[Dataset excerpts]
════
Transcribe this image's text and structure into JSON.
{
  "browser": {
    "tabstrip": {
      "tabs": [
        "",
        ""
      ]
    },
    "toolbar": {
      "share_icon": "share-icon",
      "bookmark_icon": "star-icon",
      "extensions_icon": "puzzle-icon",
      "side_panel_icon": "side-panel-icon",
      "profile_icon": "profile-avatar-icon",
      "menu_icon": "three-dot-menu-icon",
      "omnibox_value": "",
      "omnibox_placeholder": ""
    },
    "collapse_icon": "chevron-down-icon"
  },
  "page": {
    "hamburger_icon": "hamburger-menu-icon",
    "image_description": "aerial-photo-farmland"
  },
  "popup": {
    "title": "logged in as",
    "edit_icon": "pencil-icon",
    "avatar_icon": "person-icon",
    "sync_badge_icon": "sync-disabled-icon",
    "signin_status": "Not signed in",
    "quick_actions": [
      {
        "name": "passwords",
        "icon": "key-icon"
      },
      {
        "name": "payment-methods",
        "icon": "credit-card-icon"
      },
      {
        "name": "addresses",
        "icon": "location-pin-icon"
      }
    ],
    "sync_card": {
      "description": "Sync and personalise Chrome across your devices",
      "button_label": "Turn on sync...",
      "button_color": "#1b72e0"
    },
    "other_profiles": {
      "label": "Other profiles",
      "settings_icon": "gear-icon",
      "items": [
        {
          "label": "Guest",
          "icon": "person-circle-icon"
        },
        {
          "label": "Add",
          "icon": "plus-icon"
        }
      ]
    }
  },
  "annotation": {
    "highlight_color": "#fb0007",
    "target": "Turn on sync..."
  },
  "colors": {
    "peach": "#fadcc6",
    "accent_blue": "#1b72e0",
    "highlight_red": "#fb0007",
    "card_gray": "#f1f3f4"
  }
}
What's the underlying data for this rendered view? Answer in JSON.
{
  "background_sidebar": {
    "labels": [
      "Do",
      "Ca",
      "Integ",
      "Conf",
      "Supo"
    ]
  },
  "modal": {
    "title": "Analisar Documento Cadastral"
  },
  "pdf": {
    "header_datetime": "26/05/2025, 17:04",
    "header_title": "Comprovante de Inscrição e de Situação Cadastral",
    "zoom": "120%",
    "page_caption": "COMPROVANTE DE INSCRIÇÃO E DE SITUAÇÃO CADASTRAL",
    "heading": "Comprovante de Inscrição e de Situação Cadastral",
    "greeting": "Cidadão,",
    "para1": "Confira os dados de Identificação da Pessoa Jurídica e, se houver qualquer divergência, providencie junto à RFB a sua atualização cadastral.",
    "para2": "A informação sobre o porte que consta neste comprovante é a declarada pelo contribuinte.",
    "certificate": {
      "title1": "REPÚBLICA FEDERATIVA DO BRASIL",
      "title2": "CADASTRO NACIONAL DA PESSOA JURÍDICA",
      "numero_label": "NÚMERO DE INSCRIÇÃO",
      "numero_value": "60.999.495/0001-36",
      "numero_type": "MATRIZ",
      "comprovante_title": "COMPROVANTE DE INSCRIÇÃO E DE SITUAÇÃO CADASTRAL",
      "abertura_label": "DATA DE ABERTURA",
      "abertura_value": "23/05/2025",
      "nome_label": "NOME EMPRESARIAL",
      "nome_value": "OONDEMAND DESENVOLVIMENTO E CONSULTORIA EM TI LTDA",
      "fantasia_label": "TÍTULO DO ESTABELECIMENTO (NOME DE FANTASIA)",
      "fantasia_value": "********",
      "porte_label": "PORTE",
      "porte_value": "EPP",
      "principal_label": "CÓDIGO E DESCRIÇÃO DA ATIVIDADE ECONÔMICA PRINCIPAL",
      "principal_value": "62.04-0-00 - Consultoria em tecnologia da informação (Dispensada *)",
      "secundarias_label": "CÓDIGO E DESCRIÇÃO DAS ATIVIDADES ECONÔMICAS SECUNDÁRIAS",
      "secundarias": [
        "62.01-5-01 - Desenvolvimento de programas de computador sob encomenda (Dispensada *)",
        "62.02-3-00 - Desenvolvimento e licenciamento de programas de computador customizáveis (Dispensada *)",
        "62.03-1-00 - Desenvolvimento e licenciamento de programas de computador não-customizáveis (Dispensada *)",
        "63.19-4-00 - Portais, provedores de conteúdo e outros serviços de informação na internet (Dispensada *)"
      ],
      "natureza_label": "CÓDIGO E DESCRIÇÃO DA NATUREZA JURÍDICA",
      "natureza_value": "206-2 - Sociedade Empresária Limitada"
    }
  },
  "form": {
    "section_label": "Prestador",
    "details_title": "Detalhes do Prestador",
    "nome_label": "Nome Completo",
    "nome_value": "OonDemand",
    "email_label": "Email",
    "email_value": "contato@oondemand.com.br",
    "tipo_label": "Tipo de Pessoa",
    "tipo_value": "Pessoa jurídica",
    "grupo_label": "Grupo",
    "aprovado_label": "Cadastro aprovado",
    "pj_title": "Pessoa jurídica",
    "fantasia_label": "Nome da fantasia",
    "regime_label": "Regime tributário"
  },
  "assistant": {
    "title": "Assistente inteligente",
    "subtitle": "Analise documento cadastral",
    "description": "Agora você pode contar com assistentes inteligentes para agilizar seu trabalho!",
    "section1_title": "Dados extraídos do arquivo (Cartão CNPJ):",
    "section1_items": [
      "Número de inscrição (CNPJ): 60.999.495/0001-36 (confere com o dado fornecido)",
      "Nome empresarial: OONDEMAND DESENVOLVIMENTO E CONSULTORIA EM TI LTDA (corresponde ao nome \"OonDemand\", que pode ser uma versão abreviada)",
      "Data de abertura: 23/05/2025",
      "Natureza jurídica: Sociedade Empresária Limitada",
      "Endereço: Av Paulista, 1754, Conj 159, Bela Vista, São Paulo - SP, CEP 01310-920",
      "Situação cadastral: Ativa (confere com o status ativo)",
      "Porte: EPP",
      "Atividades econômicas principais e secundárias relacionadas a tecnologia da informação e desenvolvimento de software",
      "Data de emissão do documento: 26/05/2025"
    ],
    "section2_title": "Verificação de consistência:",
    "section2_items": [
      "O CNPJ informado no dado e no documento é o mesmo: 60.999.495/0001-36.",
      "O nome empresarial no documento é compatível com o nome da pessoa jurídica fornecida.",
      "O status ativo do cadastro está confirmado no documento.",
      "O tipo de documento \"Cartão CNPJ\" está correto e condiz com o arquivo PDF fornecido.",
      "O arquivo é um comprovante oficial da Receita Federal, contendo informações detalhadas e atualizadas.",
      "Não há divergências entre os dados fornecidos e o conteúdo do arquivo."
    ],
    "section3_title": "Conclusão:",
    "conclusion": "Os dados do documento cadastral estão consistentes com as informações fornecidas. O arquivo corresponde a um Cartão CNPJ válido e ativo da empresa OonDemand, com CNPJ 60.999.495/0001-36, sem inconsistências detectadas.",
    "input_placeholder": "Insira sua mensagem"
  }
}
════
EXERCISE GOAL: Your task is to transcribe the listing above in full, exactly as given.

EXPECTED ANSWER:
Transcribe this image's text and structure into JSON.
{
  "browser": {
    "tabstrip": {
      "tabs": [
        "",
        ""
      ]
    },
    "toolbar": {
      "share_icon": "share-icon",
      "bookmark_icon": "star-icon",
      "extensions_icon": "puzzle-icon",
      "side_panel_icon": "side-panel-icon",
      "profile_icon": "profile-avatar-icon",
      "menu_icon": "three-dot-menu-icon",
      "omnibox_value": "",
      "omnibox_placeholder": ""
    },
    "collapse_icon": "chevron-down-icon"
  },
  "page": {
    "hamburger_icon": "hamburger-menu-icon",
    "image_description": "aerial-photo-farmland"
  },
  "popup": {
    "title": "logged in as",
    "edit_icon": "pencil-icon",
    "avatar_icon": "person-icon",
    "sync_badge_icon": "sync-disabled-icon",
    "signin_status": "Not signed in",
    "quick_actions": [
      {
        "name": "passwords",
        "icon": "key-icon"
      },
      {
        "name": "payment-methods",
        "icon": "credit-card-icon"
      },
      {
        "name": "addresses",
        "icon": "location-pin-icon"
      }
    ],
    "sync_card": {
      "description": "Sync and personalise Chrome across your devices",
      "button_label": "Turn on sync...",
      "button_color": "#1b72e0"
    },
    "other_profiles": {
      "label": "Other profiles",
      "settings_icon": "gear-icon",
      "items": [
        {
          "label": "Guest",
          "icon": "person-circle-icon"
        },
        {
          "label": "Add",
          "icon": "plus-icon"
        }
      ]
    }
  },
  "annotation": {
    "highlight_color": "#fb0007",
    "target": "Turn on sync..."
  },
  "colors": {
    "peach": "#fadcc6",
    "accent_blue": "#1b72e0",
    "highlight_red": "#fb0007",
    "card_gray": "#f1f3f4"
  }
}
What's the underlying data for this rendered view? Answer in JSON.
{
  "background_sidebar": {
    "labels": [
      "Do",
      "Ca",
      "Integ",
      "Conf",
      "Supo"
    ]
  },
  "modal": {
    "title": "Analisar Documento Cadastral"
  },
  "pdf": {
    "header_datetime": "26/05/2025, 17:04",
    "header_title": "Comprovante de Inscrição e de Situação Cadastral",
    "zoom": "120%",
    "page_caption": "COMPROVANTE DE INSCRIÇÃO E DE SITUAÇÃO CADASTRAL",
    "heading": "Comprovante de Inscrição e de Situação Cadastral",
    "greeting": "Cidadão,",
    "para1": "Confira os dados de Identificação da Pessoa Jurídica e, se houver qualquer divergência, providencie junto à RFB a sua atualização cadastral.",
    "para2": "A informação sobre o porte que consta neste comprovante é a declarada pelo contribuinte.",
    "certificate": {
      "title1": "REPÚBLICA FEDERATIVA DO BRASIL",
      "title2": "CADASTRO NACIONAL DA PESSOA JURÍDICA",
      "numero_label": "NÚMERO DE INSCRIÇÃO",
      "numero_value": "60.999.495/0001-36",
      "numero_type": "MATRIZ",
      "comprovante_title": "COMPROVANTE DE INSCRIÇÃO E DE SITUAÇÃO CADASTRAL",
      "abertura_label": "DATA DE ABERTURA",
      "abertura_value": "23/05/2025",
      "nome_label": "NOME EMPRESARIAL",
      "nome_value": "OONDEMAND DESENVOLVIMENTO E CONSULTORIA EM TI LTDA",
      "fantasia_label": "TÍTULO DO ESTABELECIMENTO (NOME DE FANTASIA)",
      "fantasia_value": "********",
      "porte_label": "PORTE",
      "porte_value": "EPP",
      "principal_label": "CÓDIGO E DESCRIÇÃO DA ATIVIDADE ECONÔMICA PRINCIPAL",
      "principal_value": "62.04-0-00 - Consultoria em tecnologia da informação (Dispensada *)",
      "secundarias_label": "CÓDIGO E DESCRIÇÃO DAS ATIVIDADES ECONÔMICAS SECUNDÁRIAS",
      "secundarias": [
        "62.01-5-01 - Desenvolvimento de programas de computador sob encomenda (Dispensada *)",
        "62.02-3-00 - Desenvolvimento e licenciamento de programas de computador customizáveis (Dispensada *)",
        "62.03-1-00 - Desenvolvimento e licenciamento de programas de computador não-customizáveis (Dispensada *)",
        "63.19-4-00 - Portais, provedores de conteúdo e outros serviços de informação na internet (Dispensada *)"
      ],
      "natureza_label": "CÓDIGO E DESCRIÇÃO DA NATUREZA JURÍDICA",
      "natureza_value": "206-2 - Sociedade Empresária Limitada"
    }
  },
  "form": {
    "section_label": "Prestador",
    "details_title": "Detalhes do Prestador",
    "nome_label": "Nome Completo",
    "nome_value": "OonDemand",
    "email_label": "Email",
    "email_value": "contato@oondemand.com.br",
    "tipo_label": "Tipo de Pessoa",
    "tipo_value": "Pessoa jurídica",
    "grupo_label": "Grupo",
    "aprovado_label": "Cadastro aprovado",
    "pj_title": "Pessoa jurídica",
    "fantasia_label": "Nome da fantasia",
    "regime_label": "Regime tributário"
  },
  "assistant": {
    "title": "Assistente inteligente",
    "subtitle": "Analise documento cadastral",
    "description": "Agora você pode contar com assistentes inteligentes para agilizar seu trabalho!",
    "section1_title": "Dados extraídos do arquivo (Cartão CNPJ):",
    "section1_items": [
      "Número de inscrição (CNPJ): 60.999.495/0001-36 (confere com o dado fornecido)",
      "Nome empresarial: OONDEMAND DESENVOLVIMENTO E CONSULTORIA EM TI LTDA (corresponde ao nome \"OonDemand\", que pode ser uma versão abreviada)",
      "Data de abertura: 23/05/2025",
      "Natureza jurídica: Sociedade Empresária Limitada",
      "Endereço: Av Paulista, 1754, Conj 159, Bela Vista, São Paulo - SP, CEP 01310-920",
      "Situação cadastral: Ativa (confere com o status ativo)",
      "Porte: EPP",
      "Atividades econômicas principais e secundárias relacionadas a tecnologia da informação e desenvolvimento de software",
      "Data de emissão do documento: 26/05/2025"
    ],
    "section2_title": "Verificação de consistência:",
    "section2_items": [
      "O CNPJ informado no dado e no documento é o mesmo: 60.999.495/0001-36.",
      "O nome empresarial no documento é compatível com o nome da pessoa jurídica fornecida.",
      "O status ativo do cadastro está confirmado no documento.",
      "O tipo de documento \"Cartão CNPJ\" está correto e condiz com o arquivo PDF fornecido.",
      "O arquivo é um comprovante oficial da Receita Federal, contendo informações detalhadas e atualizadas.",
      "Não há divergências entre os dados fornecidos e o conteúdo do arquivo."
    ],
    "section3_title": "Conclusão:",
    "conclusion": "Os dados do documento cadastral estão consistentes com as informações fornecidas. O arquivo corresponde a um Cartão CNPJ válido e ativo da empresa OonDemand, com CNPJ 60.999.495/0001-36, sem inconsistências detectadas.",
    "input_placeholder": "Insira sua mensagem"
  }
}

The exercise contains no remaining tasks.